#### [THE DATA]
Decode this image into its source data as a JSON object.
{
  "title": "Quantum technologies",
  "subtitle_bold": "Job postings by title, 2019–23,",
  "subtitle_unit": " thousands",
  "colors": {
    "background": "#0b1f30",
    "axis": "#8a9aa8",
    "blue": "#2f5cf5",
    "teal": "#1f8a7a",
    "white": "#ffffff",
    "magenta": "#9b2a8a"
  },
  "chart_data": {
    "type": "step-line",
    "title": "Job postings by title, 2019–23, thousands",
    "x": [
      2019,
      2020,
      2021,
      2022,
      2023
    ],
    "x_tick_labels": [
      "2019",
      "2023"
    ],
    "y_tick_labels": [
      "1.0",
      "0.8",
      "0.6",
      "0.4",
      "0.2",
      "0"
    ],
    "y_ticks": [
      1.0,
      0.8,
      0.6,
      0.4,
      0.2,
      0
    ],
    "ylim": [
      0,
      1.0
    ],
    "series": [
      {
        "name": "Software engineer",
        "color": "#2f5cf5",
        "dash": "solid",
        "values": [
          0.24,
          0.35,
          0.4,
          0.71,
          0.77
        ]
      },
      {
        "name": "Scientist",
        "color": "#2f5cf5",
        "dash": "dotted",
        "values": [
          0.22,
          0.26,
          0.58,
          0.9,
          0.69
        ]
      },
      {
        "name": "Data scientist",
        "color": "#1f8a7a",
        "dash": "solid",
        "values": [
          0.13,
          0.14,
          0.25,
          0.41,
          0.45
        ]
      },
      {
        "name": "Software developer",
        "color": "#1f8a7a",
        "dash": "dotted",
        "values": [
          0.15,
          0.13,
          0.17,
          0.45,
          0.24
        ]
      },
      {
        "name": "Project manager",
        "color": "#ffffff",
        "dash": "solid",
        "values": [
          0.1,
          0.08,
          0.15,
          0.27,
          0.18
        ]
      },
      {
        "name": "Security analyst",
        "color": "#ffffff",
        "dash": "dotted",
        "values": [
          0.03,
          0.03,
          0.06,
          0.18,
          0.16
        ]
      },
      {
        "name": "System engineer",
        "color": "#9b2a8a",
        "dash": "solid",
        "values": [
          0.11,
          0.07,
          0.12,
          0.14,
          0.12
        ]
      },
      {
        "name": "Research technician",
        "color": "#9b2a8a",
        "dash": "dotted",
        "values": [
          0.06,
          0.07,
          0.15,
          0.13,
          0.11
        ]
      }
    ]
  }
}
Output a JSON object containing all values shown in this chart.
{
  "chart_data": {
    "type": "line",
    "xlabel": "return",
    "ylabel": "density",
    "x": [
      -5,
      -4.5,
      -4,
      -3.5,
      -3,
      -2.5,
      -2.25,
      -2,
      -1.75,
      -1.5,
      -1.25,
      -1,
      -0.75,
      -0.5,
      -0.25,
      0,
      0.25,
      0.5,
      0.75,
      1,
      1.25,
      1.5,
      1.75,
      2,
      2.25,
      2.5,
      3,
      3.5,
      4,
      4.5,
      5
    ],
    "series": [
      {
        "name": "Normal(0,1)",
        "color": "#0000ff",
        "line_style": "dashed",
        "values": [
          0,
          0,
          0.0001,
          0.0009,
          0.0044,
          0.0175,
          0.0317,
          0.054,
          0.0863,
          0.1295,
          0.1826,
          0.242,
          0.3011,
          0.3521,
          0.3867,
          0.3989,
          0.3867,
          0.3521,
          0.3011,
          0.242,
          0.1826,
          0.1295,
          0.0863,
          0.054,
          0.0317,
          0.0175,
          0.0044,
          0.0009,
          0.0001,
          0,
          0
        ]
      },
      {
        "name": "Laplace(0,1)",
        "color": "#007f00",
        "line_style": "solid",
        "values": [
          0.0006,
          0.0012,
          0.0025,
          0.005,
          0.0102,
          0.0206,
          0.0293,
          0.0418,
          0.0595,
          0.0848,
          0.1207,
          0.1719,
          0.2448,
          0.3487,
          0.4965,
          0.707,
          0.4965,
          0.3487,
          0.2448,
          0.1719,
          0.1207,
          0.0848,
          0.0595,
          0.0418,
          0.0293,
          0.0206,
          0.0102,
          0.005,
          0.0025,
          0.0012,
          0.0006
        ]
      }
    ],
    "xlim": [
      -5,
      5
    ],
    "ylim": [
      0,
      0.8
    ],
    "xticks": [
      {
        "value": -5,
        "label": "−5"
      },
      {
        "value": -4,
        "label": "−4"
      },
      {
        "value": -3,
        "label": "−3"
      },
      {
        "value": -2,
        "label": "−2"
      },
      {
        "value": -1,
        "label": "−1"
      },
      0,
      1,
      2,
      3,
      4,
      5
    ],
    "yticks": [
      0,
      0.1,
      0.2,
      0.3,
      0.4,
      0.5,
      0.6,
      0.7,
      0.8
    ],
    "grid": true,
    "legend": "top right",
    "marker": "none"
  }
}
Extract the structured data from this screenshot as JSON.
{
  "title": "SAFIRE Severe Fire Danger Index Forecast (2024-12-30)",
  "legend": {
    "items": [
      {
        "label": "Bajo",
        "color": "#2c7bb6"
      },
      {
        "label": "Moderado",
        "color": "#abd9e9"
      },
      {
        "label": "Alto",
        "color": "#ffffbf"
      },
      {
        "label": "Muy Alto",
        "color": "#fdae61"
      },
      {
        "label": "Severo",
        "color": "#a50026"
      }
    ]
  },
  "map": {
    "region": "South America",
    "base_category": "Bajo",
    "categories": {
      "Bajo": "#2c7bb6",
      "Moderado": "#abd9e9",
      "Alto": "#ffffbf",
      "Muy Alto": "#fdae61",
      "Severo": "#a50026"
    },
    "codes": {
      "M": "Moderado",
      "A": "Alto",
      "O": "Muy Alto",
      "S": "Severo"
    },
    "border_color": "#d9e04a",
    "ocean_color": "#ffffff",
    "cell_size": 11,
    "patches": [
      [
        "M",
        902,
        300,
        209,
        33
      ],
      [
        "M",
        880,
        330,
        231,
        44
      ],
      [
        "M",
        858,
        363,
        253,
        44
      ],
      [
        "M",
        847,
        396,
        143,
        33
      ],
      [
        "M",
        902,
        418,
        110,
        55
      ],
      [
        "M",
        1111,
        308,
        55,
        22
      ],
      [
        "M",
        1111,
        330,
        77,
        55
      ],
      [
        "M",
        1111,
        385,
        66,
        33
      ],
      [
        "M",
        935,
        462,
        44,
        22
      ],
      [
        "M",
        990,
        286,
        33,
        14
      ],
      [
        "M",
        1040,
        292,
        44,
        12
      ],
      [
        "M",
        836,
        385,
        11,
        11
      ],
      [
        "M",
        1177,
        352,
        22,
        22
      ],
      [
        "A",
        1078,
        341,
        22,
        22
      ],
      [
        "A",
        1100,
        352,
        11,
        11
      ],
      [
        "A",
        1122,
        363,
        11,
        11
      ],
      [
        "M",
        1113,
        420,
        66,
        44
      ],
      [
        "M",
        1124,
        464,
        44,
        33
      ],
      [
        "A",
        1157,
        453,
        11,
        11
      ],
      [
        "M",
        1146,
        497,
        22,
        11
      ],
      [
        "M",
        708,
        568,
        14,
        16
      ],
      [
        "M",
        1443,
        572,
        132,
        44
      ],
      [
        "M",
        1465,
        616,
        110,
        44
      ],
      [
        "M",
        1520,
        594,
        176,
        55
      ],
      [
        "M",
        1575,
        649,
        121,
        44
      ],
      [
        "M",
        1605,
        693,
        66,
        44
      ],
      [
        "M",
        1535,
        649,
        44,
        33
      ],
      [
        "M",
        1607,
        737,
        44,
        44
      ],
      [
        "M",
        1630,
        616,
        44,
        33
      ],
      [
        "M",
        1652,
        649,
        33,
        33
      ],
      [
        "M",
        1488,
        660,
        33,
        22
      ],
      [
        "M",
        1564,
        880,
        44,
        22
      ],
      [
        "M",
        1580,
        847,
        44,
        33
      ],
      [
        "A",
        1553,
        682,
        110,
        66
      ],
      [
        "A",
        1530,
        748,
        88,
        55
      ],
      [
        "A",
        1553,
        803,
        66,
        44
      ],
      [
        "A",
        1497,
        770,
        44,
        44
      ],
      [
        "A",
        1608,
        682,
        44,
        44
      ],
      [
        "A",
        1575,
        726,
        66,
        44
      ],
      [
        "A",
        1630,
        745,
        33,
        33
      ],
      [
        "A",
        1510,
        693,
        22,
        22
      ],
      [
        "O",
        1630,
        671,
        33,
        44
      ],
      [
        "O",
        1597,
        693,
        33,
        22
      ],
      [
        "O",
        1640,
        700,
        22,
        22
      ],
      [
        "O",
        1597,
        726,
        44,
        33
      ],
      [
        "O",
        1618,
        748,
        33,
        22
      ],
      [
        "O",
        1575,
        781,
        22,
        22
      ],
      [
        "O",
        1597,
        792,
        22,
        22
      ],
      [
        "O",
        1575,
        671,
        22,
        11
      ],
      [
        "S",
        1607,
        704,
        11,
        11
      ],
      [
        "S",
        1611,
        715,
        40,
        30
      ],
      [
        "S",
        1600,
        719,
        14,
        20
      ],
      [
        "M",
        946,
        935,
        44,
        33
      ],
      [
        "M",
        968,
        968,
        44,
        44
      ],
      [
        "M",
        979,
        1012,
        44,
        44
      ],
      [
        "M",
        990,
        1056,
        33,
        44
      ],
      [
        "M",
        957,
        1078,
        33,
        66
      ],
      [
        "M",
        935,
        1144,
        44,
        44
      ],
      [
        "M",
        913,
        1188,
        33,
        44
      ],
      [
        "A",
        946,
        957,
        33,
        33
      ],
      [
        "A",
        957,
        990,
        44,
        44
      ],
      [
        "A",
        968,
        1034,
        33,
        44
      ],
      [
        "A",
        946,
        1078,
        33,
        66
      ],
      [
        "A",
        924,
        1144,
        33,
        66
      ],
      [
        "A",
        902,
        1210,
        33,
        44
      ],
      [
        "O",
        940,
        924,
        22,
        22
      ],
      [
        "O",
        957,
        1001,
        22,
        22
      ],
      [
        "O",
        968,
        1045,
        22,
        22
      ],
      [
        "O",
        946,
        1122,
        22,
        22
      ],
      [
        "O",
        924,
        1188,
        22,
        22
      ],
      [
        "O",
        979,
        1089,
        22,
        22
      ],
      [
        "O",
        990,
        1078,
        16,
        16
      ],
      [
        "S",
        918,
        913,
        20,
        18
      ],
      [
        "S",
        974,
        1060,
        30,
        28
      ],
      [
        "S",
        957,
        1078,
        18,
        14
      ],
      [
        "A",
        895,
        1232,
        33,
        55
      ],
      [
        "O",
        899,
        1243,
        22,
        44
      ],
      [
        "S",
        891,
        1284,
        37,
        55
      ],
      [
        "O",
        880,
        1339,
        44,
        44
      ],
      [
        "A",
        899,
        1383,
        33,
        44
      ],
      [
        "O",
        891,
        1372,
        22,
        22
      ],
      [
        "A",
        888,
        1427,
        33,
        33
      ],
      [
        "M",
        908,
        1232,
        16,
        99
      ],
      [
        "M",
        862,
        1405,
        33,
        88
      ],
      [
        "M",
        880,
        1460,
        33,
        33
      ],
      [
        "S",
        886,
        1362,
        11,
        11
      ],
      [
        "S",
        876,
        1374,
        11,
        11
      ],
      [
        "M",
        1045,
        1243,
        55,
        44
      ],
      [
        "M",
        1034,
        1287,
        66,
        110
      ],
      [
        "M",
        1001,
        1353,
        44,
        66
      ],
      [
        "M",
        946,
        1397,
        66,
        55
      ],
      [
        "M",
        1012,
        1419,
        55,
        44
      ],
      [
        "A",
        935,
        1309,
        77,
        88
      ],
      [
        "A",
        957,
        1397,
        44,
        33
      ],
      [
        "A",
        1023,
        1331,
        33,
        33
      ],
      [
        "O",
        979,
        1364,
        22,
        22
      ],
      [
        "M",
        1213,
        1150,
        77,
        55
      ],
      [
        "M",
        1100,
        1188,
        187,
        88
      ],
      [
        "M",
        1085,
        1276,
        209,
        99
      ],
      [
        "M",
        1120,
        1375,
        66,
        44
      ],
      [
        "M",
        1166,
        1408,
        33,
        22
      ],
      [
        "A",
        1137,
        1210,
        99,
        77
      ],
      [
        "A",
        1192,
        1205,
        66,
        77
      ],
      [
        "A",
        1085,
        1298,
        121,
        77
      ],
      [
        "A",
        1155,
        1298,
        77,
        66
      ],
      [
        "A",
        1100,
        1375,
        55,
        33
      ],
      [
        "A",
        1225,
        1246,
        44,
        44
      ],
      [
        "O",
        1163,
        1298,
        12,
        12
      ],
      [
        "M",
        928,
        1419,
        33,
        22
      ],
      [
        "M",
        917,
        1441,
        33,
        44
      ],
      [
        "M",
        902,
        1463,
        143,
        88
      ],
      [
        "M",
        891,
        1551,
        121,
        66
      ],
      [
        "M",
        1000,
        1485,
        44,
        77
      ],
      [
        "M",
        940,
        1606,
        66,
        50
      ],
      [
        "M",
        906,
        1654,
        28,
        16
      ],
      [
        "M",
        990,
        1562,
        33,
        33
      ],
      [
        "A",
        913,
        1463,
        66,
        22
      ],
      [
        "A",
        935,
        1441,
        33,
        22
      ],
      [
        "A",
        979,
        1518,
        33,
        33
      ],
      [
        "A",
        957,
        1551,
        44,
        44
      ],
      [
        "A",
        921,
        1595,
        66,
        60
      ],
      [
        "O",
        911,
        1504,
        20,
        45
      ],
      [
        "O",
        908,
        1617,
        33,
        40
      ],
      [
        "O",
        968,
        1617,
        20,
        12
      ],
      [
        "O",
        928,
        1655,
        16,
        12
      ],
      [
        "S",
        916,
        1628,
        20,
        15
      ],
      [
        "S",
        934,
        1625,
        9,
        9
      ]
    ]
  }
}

#### [REQUIREMENTS]
Going through the records above, state how many lines carry "Severo", with no other text.

#### [RESPONSE FOR THIS EXERCISE]
3